**REQUIRED WORK**
Repeat the records below exactly.

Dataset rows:
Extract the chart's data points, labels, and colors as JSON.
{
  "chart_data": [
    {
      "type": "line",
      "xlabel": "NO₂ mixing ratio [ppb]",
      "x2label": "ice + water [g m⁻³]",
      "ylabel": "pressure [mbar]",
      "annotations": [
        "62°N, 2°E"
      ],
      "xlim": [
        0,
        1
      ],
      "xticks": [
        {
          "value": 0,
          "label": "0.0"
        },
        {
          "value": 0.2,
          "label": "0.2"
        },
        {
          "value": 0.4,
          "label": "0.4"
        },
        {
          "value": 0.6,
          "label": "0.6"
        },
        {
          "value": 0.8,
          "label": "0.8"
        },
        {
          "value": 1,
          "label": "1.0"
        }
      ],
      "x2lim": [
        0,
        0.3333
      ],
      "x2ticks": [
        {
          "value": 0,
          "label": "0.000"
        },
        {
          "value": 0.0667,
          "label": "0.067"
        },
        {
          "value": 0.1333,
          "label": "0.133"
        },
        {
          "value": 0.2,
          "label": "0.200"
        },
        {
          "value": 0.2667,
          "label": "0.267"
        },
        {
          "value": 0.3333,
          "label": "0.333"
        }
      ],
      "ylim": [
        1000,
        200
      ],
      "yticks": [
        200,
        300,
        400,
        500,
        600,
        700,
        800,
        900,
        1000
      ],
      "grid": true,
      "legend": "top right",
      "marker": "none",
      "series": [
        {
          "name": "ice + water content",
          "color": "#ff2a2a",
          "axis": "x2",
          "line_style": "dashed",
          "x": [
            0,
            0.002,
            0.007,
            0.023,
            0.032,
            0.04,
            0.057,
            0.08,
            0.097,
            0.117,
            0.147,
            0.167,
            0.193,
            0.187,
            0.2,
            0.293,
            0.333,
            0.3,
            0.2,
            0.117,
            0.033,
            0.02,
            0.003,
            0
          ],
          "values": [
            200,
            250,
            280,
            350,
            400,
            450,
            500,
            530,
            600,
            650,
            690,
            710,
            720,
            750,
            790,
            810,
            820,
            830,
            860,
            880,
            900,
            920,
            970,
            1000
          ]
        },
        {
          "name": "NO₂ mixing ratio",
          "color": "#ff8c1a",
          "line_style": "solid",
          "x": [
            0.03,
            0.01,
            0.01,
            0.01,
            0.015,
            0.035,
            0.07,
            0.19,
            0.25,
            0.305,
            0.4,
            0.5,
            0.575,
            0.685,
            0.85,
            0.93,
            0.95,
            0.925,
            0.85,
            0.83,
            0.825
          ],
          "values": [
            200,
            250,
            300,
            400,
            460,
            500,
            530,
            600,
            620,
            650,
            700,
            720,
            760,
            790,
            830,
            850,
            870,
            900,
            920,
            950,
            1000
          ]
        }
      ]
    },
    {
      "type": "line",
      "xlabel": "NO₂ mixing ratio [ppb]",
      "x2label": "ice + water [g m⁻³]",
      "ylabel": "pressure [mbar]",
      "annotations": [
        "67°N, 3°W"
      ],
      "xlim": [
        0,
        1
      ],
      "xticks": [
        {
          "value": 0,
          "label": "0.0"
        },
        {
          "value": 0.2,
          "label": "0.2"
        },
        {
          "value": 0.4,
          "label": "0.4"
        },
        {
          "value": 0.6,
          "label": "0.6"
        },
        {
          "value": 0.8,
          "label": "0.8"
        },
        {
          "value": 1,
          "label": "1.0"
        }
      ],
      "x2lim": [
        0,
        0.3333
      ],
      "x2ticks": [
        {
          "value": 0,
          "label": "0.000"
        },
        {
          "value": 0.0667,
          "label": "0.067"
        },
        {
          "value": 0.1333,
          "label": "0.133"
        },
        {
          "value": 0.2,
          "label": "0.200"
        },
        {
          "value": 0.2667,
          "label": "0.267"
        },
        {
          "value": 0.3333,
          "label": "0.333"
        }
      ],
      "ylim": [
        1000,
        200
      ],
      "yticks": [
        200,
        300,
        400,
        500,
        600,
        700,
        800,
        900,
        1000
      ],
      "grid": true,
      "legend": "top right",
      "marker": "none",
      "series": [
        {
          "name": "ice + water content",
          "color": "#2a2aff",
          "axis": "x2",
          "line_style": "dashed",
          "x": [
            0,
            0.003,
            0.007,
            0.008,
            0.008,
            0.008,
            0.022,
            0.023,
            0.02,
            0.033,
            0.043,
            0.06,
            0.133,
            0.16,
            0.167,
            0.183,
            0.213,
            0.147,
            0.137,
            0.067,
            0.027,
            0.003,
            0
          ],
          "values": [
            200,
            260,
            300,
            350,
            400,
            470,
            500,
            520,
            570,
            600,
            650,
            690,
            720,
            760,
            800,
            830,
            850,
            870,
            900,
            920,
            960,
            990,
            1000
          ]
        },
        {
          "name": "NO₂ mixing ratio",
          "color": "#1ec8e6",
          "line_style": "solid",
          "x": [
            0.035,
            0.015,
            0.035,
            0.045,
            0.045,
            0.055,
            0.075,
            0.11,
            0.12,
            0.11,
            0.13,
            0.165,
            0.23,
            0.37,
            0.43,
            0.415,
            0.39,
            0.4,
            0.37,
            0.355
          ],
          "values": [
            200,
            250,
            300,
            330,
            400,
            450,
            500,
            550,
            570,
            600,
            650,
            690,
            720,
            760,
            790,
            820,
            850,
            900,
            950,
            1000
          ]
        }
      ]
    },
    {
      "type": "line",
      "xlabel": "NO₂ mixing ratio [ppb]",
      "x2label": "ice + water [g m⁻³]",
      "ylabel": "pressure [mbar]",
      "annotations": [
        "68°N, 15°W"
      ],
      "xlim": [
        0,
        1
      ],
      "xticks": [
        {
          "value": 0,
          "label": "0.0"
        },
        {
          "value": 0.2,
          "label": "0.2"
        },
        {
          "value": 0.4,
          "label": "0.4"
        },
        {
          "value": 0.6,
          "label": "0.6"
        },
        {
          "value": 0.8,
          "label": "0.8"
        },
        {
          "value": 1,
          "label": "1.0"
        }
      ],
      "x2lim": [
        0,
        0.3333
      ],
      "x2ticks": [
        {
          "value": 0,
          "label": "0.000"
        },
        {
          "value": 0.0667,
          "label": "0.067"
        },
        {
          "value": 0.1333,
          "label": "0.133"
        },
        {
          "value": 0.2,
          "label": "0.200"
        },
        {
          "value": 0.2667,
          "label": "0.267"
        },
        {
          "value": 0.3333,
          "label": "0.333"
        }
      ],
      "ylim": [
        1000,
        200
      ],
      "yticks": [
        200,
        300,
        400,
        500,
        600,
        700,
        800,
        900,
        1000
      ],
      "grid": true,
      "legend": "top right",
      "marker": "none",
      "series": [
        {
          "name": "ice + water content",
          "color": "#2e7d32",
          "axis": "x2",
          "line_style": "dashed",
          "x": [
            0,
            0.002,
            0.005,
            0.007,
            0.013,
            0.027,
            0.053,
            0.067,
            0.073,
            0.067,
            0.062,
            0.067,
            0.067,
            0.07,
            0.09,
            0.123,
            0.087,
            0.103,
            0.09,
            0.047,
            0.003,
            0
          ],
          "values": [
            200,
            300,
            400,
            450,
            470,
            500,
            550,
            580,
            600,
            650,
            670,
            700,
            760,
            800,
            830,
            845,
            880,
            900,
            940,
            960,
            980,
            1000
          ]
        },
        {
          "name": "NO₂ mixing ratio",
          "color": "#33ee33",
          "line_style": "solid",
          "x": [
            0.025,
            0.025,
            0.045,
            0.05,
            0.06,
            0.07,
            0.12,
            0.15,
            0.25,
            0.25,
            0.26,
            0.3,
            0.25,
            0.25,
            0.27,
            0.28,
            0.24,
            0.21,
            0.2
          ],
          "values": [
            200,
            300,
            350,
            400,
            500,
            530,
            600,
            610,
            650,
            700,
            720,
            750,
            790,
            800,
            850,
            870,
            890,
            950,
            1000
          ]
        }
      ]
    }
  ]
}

**RESULT**
Extract the chart's data points, labels, and colors as JSON.
{
  "chart_data": [
    {
      "type": "line",
      "xlabel": "NO₂ mixing ratio [ppb]",
      "x2label": "ice + water [g m⁻³]",
      "ylabel": "pressure [mbar]",
      "annotations": [
        "62°N, 2°E"
      ],
      "xlim": [
        0,
        1
      ],
      "xticks": [
        {
          "value": 0,
          "label": "0.0"
        },
        {
          "value": 0.2,
          "label": "0.2"
        },
        {
          "value": 0.4,
          "label": "0.4"
        },
        {
          "value": 0.6,
          "label": "0.6"
        },
        {
          "value": 0.8,
          "label": "0.8"
        },
        {
          "value": 1,
          "label": "1.0"
        }
      ],
      "x2lim": [
        0,
        0.3333
      ],
      "x2ticks": [
        {
          "value": 0,
          "label": "0.000"
        },
        {
          "value": 0.0667,
          "label": "0.067"
        },
        {
          "value": 0.1333,
          "label": "0.133"
        },
        {
          "value": 0.2,
          "label": "0.200"
        },
        {
          "value": 0.2667,
          "label": "0.267"
        },
        {
          "value": 0.3333,
          "label": "0.333"
        }
      ],
      "ylim": [
        1000,
        200
      ],
      "yticks": [
        200,
        300,
        400,
        500,
        600,
        700,
        800,
        900,
        1000
      ],
      "grid": true,
      "legend": "top right",
      "marker": "none",
      "series": [
        {
          "name": "ice + water content",
          "color": "#ff2a2a",
          "axis": "x2",
          "line_style": "dashed",
          "x": [
            0,
            0.002,
            0.007,
            0.023,
            0.032,
            0.04,
            0.057,
            0.08,
            0.097,
            0.117,
            0.147,
            0.167,
            0.193,
            0.187,
            0.2,
            0.293,
            0.333,
            0.3,
            0.2,
            0.117,
            0.033,
            0.02,
            0.003,
            0
          ],
          "values": [
            200,
            250,
            280,
            350,
            400,
            450,
            500,
            530,
            600,
            650,
            690,
            710,
            720,
            750,
            790,
            810,
            820,
            830,
            860,
            880,
            900,
            920,
            970,
            1000
          ]
        },
        {
          "name": "NO₂ mixing ratio",
          "color": "#ff8c1a",
          "line_style": "solid",
          "x": [
            0.03,
            0.01,
            0.01,
            0.01,
            0.015,
            0.035,
            0.07,
            0.19,
            0.25,
            0.305,
            0.4,
            0.5,
            0.575,
            0.685,
            0.85,
            0.93,
            0.95,
            0.925,
            0.85,
            0.83,
            0.825
          ],
          "values": [
            200,
            250,
            300,
            400,
            460,
            500,
            530,
            600,
            620,
            650,
            700,
            720,
            760,
            790,
            830,
            850,
            870,
            900,
            920,
            950,
            1000
          ]
        }
      ]
    },
    {
      "type": "line",
      "xlabel": "NO₂ mixing ratio [ppb]",
      "x2label": "ice + water [g m⁻³]",
      "ylabel": "pressure [mbar]",
      "annotations": [
        "67°N, 3°W"
      ],
      "xlim": [
        0,
        1
      ],
      "xticks": [
        {
          "value": 0,
          "label": "0.0"
        },
        {
          "value": 0.2,
          "label": "0.2"
        },
        {
          "value": 0.4,
          "label": "0.4"
        },
        {
          "value": 0.6,
          "label": "0.6"
        },
        {
          "value": 0.8,
          "label": "0.8"
        },
        {
          "value": 1,
          "label": "1.0"
        }
      ],
      "x2lim": [
        0,
        0.3333
      ],
      "x2ticks": [
        {
          "value": 0,
          "label": "0.000"
        },
        {
          "value": 0.0667,
          "label": "0.067"
        },
        {
          "value": 0.1333,
          "label": "0.133"
        },
        {
          "value": 0.2,
          "label": "0.200"
        },
        {
          "value": 0.2667,
          "label": "0.267"
        },
        {
          "value": 0.3333,
          "label": "0.333"
        }
      ],
      "ylim": [
        1000,
        200
      ],
      "yticks": [
        200,
        300,
        400,
        500,
        600,
        700,
        800,
        900,
        1000
      ],
      "grid": true,
      "legend": "top right",
      "marker": "none",
      "series": [
        {
          "name": "ice + water content",
          "color": "#2a2aff",
          "axis": "x2",
          "line_style": "dashed",
          "x": [
            0,
            0.003,
            0.007,
            0.008,
            0.008,
            0.008,
            0.022,
            0.023,
            0.02,
            0.033,
            0.043,
            0.06,
            0.133,
            0.16,
            0.167,
            0.183,
            0.213,
            0.147,
            0.137,
            0.067,
            0.027,
            0.003,
            0
          ],
          "values": [
            200,
            260,
            300,
            350,
            400,
            470,
            500,
            520,
            570,
            600,
            650,
            690,
            720,
            760,
            800,
            830,
            850,
            870,
            900,
            920,
            960,
            990,
            1000
          ]
        },
        {
          "name": "NO₂ mixing ratio",
          "color": "#1ec8e6",
          "line_style": "solid",
          "x": [
            0.035,
            0.015,
            0.035,
            0.045,
            0.045,
            0.055,
            0.075,
            0.11,
            0.12,
            0.11,
            0.13,
            0.165,
            0.23,
            0.37,
            0.43,
            0.415,
            0.39,
            0.4,
            0.37,
            0.355
          ],
          "values": [
            200,
            250,
            300,
            330,
            400,
            450,
            500,
            550,
            570,
            600,
            650,
            690,
            720,
            760,
            790,
            820,
            850,
            900,
            950,
            1000
          ]
        }
      ]
    },
    {
      "type": "line",
      "xlabel": "NO₂ mixing ratio [ppb]",
      "x2label": "ice + water [g m⁻³]",
      "ylabel": "pressure [mbar]",
      "annotations": [
        "68°N, 15°W"
      ],
      "xlim": [
        0,
        1
      ],
      "xticks": [
        {
          "value": 0,
          "label": "0.0"
        },
        {
          "value": 0.2,
          "label": "0.2"
        },
        {
          "value": 0.4,
          "label": "0.4"
        },
        {
          "value": 0.6,
          "label": "0.6"
        },
        {
          "value": 0.8,
          "label": "0.8"
        },
        {
          "value": 1,
          "label": "1.0"
        }
      ],
      "x2lim": [
        0,
        0.3333
      ],
      "x2ticks": [
        {
          "value": 0,
          "label": "0.000"
        },
        {
          "value": 0.0667,
          "label": "0.067"
        },
        {
          "value": 0.1333,
          "label": "0.133"
        },
        {
          "value": 0.2,
          "label": "0.200"
        },
        {
          "value": 0.2667,
          "label": "0.267"
        },
        {
          "value": 0.3333,
          "label": "0.333"
        }
      ],
      "ylim": [
        1000,
        200
      ],
      "yticks": [
        200,
        300,
        400,
        500,
        600,
        700,
        800,
        900,
        1000
      ],
      "grid": true,
      "legend": "top right",
      "marker": "none",
      "series": [
        {
          "name": "ice + water content",
          "color": "#2e7d32",
          "axis": "x2",
          "line_style": "dashed",
          "x": [
            0,
            0.002,
            0.005,
            0.007,
            0.013,
            0.027,
            0.053,
            0.067,
            0.073,
            0.067,
            0.062,
            0.067,
            0.067,
            0.07,
            0.09,
            0.123,
            0.087,
            0.103,
            0.09,
            0.047,
            0.003,
            0
          ],
          "values": [
            200,
            300,
            400,
            450,
            470,
            500,
            550,
            580,
            600,
            650,
            670,
            700,
            760,
            800,
            830,
            845,
            880,
            900,
            940,
            960,
            980,
            1000
          ]
        },
        {
          "name": "NO₂ mixing ratio",
          "color": "#33ee33",
          "line_style": "solid",
          "x": [
            0.025,
            0.025,
            0.045,
            0.05,
            0.06,
            0.07,
            0.12,
            0.15,
            0.25,
            0.25,
            0.26,
            0.3,
            0.25,
            0.25,
            0.27,
            0.28,
            0.24,
            0.21,
            0.2
          ],
          "values": [
            200,
            300,
            350,
            400,
            500,
            530,
            600,
            610,
            650,
            700,
            720,
            750,
            790,
            800,
            850,
            870,
            890,
            950,
            1000
          ]
        }
      ]
    }
  ]
}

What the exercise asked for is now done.